(Stored items from a collection)
★ ★ ★ ★ ★

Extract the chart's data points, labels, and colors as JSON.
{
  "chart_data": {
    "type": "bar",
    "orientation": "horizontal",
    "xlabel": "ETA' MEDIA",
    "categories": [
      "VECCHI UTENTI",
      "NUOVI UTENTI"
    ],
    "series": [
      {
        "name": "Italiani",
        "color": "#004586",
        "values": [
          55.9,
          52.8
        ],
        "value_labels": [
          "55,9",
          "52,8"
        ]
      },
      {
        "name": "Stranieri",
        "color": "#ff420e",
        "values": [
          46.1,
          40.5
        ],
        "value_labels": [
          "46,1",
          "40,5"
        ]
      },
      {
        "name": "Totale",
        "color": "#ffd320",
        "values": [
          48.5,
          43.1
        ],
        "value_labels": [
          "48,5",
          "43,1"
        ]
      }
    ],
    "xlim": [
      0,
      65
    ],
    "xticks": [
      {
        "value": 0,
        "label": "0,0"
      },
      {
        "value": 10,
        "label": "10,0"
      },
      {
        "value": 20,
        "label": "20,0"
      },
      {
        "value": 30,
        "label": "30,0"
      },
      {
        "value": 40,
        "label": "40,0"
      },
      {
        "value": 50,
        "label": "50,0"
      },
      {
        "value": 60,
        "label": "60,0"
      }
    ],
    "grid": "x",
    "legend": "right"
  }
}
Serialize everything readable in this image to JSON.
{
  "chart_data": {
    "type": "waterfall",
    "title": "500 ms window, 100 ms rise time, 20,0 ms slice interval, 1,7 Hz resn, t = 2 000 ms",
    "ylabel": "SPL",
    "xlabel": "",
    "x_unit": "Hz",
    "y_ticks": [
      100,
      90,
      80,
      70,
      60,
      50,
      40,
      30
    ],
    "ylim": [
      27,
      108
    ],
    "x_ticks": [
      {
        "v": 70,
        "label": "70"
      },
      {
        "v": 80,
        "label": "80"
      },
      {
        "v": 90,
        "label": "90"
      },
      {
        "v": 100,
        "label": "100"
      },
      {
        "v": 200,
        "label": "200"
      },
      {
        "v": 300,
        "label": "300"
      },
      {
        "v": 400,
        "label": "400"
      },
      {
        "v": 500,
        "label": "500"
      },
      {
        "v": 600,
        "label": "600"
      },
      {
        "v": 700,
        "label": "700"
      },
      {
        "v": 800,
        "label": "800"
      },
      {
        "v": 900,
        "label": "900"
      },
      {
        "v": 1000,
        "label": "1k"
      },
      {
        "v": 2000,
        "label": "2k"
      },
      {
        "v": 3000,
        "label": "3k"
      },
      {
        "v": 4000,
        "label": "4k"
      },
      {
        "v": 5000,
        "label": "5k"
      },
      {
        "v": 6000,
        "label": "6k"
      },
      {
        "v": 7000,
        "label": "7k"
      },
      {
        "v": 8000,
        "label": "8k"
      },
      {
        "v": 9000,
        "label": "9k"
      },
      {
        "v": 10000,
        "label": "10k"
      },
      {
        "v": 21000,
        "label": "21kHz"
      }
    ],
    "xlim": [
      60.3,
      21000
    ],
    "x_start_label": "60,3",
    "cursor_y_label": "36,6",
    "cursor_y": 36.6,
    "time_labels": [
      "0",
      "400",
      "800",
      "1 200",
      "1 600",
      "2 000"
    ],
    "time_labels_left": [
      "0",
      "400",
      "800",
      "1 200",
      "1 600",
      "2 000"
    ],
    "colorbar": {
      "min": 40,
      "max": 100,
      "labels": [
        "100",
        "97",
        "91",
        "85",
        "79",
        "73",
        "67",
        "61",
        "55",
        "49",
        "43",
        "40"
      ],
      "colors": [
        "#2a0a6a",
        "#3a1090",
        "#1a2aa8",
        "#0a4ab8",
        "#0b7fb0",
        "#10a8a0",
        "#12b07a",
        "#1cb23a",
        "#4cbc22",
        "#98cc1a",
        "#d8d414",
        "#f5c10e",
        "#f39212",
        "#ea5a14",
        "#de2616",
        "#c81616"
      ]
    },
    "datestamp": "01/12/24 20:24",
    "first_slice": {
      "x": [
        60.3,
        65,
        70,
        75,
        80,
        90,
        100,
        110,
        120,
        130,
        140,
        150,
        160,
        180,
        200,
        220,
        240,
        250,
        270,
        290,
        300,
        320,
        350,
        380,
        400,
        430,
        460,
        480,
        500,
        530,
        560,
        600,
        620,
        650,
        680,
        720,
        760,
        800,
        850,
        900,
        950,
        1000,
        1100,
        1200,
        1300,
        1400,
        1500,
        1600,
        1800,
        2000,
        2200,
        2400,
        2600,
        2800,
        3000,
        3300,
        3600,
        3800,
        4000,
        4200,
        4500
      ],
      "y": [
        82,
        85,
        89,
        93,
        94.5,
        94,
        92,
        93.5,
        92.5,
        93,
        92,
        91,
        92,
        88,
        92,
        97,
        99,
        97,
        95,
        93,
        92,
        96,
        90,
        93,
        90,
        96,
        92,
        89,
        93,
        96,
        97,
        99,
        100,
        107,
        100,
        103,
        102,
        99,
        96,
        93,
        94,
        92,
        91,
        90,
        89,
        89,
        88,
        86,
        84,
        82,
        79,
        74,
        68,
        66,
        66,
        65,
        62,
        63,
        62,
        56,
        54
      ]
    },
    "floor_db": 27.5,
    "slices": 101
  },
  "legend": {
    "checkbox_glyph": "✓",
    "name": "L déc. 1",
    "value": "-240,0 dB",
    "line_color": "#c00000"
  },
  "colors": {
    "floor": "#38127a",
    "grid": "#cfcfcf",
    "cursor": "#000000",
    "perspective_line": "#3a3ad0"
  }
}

★ ★ ★ ★ ★

## Exercise brief
Quote every line of the data, word for word.

## Solution below
Extract the chart's data points, labels, and colors as JSON.
{
  "chart_data": {
    "type": "bar",
    "orientation": "horizontal",
    "xlabel": "ETA' MEDIA",
    "categories": [
      "VECCHI UTENTI",
      "NUOVI UTENTI"
    ],
    "series": [
      {
        "name": "Italiani",
        "color": "#004586",
        "values": [
          55.9,
          52.8
        ],
        "value_labels": [
          "55,9",
          "52,8"
        ]
      },
      {
        "name": "Stranieri",
        "color": "#ff420e",
        "values": [
          46.1,
          40.5
        ],
        "value_labels": [
          "46,1",
          "40,5"
        ]
      },
      {
        "name": "Totale",
        "color": "#ffd320",
        "values": [
          48.5,
          43.1
        ],
        "value_labels": [
          "48,5",
          "43,1"
        ]
      }
    ],
    "xlim": [
      0,
      65
    ],
    "xticks": [
      {
        "value": 0,
        "label": "0,0"
      },
      {
        "value": 10,
        "label": "10,0"
      },
      {
        "value": 20,
        "label": "20,0"
      },
      {
        "value": 30,
        "label": "30,0"
      },
      {
        "value": 40,
        "label": "40,0"
      },
      {
        "value": 50,
        "label": "50,0"
      },
      {
        "value": 60,
        "label": "60,0"
      }
    ],
    "grid": "x",
    "legend": "right"
  }
}
Serialize everything readable in this image to JSON.
{
  "chart_data": {
    "type": "waterfall",
    "title": "500 ms window, 100 ms rise time, 20,0 ms slice interval, 1,7 Hz resn, t = 2 000 ms",
    "ylabel": "SPL",
    "xlabel": "",
    "x_unit": "Hz",
    "y_ticks": [
      100,
      90,
      80,
      70,
      60,
      50,
      40,
      30
    ],
    "ylim": [
      27,
      108
    ],
    "x_ticks": [
      {
        "v": 70,
        "label": "70"
      },
      {
        "v": 80,
        "label": "80"
      },
      {
        "v": 90,
        "label": "90"
      },
      {
        "v": 100,
        "label": "100"
      },
      {
        "v": 200,
        "label": "200"
      },
      {
        "v": 300,
        "label": "300"
      },
      {
        "v": 400,
        "label": "400"
      },
      {
        "v": 500,
        "label": "500"
      },
      {
        "v": 600,
        "label": "600"
      },
      {
        "v": 700,
        "label": "700"
      },
      {
        "v": 800,
        "label": "800"
      },
      {
        "v": 900,
        "label": "900"
      },
      {
        "v": 1000,
        "label": "1k"
      },
      {
        "v": 2000,
        "label": "2k"
      },
      {
        "v": 3000,
        "label": "3k"
      },
      {
        "v": 4000,
        "label": "4k"
      },
      {
        "v": 5000,
        "label": "5k"
      },
      {
        "v": 6000,
        "label": "6k"
      },
      {
        "v": 7000,
        "label": "7k"
      },
      {
        "v": 8000,
        "label": "8k"
      },
      {
        "v": 9000,
        "label": "9k"
      },
      {
        "v": 10000,
        "label": "10k"
      },
      {
        "v": 21000,
        "label": "21kHz"
      }
    ],
    "xlim": [
      60.3,
      21000
    ],
    "x_start_label": "60,3",
    "cursor_y_label": "36,6",
    "cursor_y": 36.6,
    "time_labels": [
      "0",
      "400",
      "800",
      "1 200",
      "1 600",
      "2 000"
    ],
    "time_labels_left": [
      "0",
      "400",
      "800",
      "1 200",
      "1 600",
      "2 000"
    ],
    "colorbar": {
      "min": 40,
      "max": 100,
      "labels": [
        "100",
        "97",
        "91",
        "85",
        "79",
        "73",
        "67",
        "61",
        "55",
        "49",
        "43",
        "40"
      ],
      "colors": [
        "#2a0a6a",
        "#3a1090",
        "#1a2aa8",
        "#0a4ab8",
        "#0b7fb0",
        "#10a8a0",
        "#12b07a",
        "#1cb23a",
        "#4cbc22",
        "#98cc1a",
        "#d8d414",
        "#f5c10e",
        "#f39212",
        "#ea5a14",
        "#de2616",
        "#c81616"
      ]
    },
    "datestamp": "01/12/24 20:24",
    "first_slice": {
      "x": [
        60.3,
        65,
        70,
        75,
        80,
        90,
        100,
        110,
        120,
        130,
        140,
        150,
        160,
        180,
        200,
        220,
        240,
        250,
        270,
        290,
        300,
        320,
        350,
        380,
        400,
        430,
        460,
        480,
        500,
        530,
        560,
        600,
        620,
        650,
        680,
        720,
        760,
        800,
        850,
        900,
        950,
        1000,
        1100,
        1200,
        1300,
        1400,
        1500,
        1600,
        1800,
        2000,
        2200,
        2400,
        2600,
        2800,
        3000,
        3300,
        3600,
        3800,
        4000,
        4200,
        4500
      ],
      "y": [
        82,
        85,
        89,
        93,
        94.5,
        94,
        92,
        93.5,
        92.5,
        93,
        92,
        91,
        92,
        88,
        92,
        97,
        99,
        97,
        95,
        93,
        92,
        96,
        90,
        93,
        90,
        96,
        92,
        89,
        93,
        96,
        97,
        99,
        100,
        107,
        100,
        103,
        102,
        99,
        96,
        93,
        94,
        92,
        91,
        90,
        89,
        89,
        88,
        86,
        84,
        82,
        79,
        74,
        68,
        66,
        66,
        65,
        62,
        63,
        62,
        56,
        54
      ]
    },
    "floor_db": 27.5,
    "slices": 101
  },
  "legend": {
    "checkbox_glyph": "✓",
    "name": "L déc. 1",
    "value": "-240,0 dB",
    "line_color": "#c00000"
  },
  "colors": {
    "floor": "#38127a",
    "grid": "#cfcfcf",
    "cursor": "#000000",
    "perspective_line": "#3a3ad0"
  }
}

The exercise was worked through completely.